--- START ---
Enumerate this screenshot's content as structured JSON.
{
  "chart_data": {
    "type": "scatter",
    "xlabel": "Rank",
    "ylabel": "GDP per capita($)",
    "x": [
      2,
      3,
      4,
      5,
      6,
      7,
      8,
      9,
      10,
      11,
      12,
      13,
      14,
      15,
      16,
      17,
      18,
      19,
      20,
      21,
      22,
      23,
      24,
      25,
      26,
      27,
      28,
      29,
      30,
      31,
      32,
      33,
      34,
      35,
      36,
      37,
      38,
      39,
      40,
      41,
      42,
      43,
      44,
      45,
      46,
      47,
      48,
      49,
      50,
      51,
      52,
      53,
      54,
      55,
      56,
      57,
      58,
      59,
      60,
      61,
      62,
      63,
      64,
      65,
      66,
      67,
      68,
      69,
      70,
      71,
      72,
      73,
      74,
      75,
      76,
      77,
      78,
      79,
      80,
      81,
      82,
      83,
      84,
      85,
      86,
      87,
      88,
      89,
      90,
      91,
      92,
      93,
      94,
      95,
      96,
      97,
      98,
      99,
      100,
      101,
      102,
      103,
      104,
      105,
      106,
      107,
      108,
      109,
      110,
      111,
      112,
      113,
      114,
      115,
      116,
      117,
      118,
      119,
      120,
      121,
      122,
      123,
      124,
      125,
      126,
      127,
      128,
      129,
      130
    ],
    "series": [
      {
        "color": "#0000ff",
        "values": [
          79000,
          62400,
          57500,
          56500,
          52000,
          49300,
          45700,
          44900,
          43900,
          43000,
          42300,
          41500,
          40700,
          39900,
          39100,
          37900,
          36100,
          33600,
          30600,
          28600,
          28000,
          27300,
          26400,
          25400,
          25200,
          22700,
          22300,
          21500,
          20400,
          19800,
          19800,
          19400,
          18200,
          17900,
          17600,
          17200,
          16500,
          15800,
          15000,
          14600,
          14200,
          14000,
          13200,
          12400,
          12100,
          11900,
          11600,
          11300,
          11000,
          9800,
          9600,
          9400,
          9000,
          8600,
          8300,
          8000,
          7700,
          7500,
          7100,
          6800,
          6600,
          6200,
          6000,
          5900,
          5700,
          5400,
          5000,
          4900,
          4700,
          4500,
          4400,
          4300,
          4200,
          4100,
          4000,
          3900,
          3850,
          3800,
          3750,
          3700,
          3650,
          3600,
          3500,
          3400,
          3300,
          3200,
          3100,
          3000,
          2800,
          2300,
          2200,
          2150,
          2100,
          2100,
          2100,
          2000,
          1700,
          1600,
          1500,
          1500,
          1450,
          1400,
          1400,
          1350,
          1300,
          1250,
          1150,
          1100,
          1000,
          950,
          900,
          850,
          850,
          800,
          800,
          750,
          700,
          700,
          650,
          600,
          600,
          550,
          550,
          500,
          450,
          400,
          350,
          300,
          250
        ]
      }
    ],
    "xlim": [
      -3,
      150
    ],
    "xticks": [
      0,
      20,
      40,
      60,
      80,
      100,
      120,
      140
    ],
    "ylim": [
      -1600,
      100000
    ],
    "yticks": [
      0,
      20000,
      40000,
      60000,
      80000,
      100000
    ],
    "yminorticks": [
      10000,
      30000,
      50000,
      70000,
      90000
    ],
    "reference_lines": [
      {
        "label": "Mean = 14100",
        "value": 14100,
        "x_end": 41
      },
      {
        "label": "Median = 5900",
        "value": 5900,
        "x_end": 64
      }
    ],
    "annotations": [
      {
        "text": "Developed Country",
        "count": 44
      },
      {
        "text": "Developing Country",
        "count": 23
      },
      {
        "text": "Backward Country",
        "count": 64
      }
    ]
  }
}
--- END ---
WRITTEN TASK -> Pull every line holding "Country" out of the records.

THE COMPLETED TASK ->
        "text": "Developed Country",
        "text": "Developing Country",
        "text": "Backward Country",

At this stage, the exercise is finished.